Assignment => Report all lines from the entries below in which "como" appears.

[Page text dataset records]
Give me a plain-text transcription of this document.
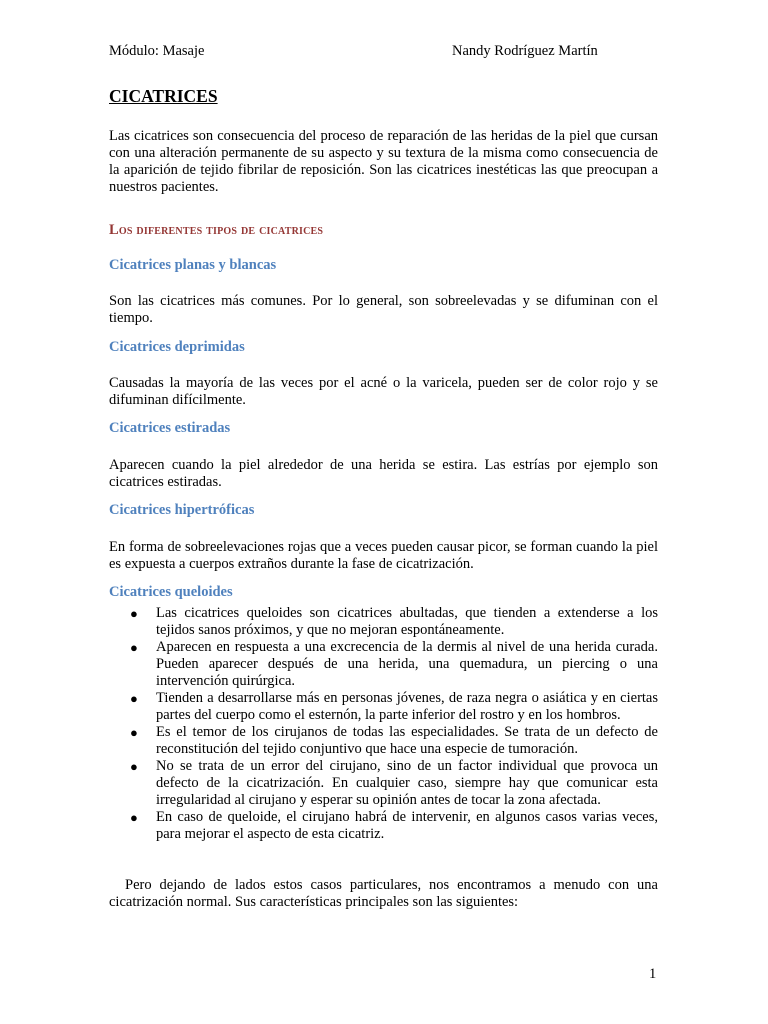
Módulo: Masaje	Nandy Rodríguez Martín
CICATRICES
Las cicatrices son consecuencia del proceso de reparación de las heridas de la piel que cursan con una alteración permanente de su aspecto y su textura de la misma como consecuencia de la aparición de tejido fibrilar de reposición. Son las cicatrices inestéticas las que preocupan a nuestros pacientes.
Los diferentes tipos de cicatrices
Cicatrices planas y blancas
Son las cicatrices más comunes. Por lo general, son sobreelevadas y se difuminan con el tiempo.
Cicatrices deprimidas
Causadas la mayoría de las veces por el acné o la varicela, pueden ser de color rojo y se difuminan difícilmente.
Cicatrices estiradas
Aparecen cuando la piel alrededor de una herida se estira. Las estrías por ejemplo son cicatrices estiradas.
Cicatrices hipertróficas
En forma de sobreelevaciones rojas que a veces pueden causar picor, se forman cuando la piel es expuesta a cuerpos extraños durante la fase de cicatrización.
Cicatrices queloides
● Las cicatrices queloides son cicatrices abultadas, que tienden a extenderse a los tejidos sanos próximos, y que no mejoran espontáneamente.
● Aparecen en respuesta a una excrecencia de la dermis al nivel de una herida curada. Pueden aparecer después de una herida, una quemadura, un piercing o una intervención quirúrgica.
● Tienden a desarrollarse más en personas jóvenes, de raza negra o asiática y en ciertas partes del cuerpo como el esternón, la parte inferior del rostro y en los hombros.
● Es el temor de los cirujanos de todas las especialidades. Se trata de un defecto de reconstitución del tejido conjuntivo que hace una especie de tumoración.
● No se trata de un error del cirujano, sino de un factor individual que provoca un defecto de la cicatrización. En cualquier caso, siempre hay que comunicar esta irregularidad al cirujano y esperar su opinión antes de tocar la zona afectada.
● En caso de queloide, el cirujano habrá de intervenir, en algunos casos varias veces, para mejorar el aspecto de esta cicatriz.
Pero dejando de lados estos casos particulares, nos encontramos a menudo con una cicatrización normal. Sus características principales son las siguientes:
1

Task answer =>
Las cicatrices son consecuencia del proceso de reparación de las heridas de la piel que cursan con una alteración permanente de su aspecto y su textura de la misma como consecuencia de la aparición de tejido fibrilar de reposición. Son las cicatrices inestéticas las que preocupan a nuestros pacientes.
● Tienden a desarrollarse más en personas jóvenes, de raza negra o asiática y en ciertas partes del cuerpo como el esternón, la parte inferior del rostro y en los hombros.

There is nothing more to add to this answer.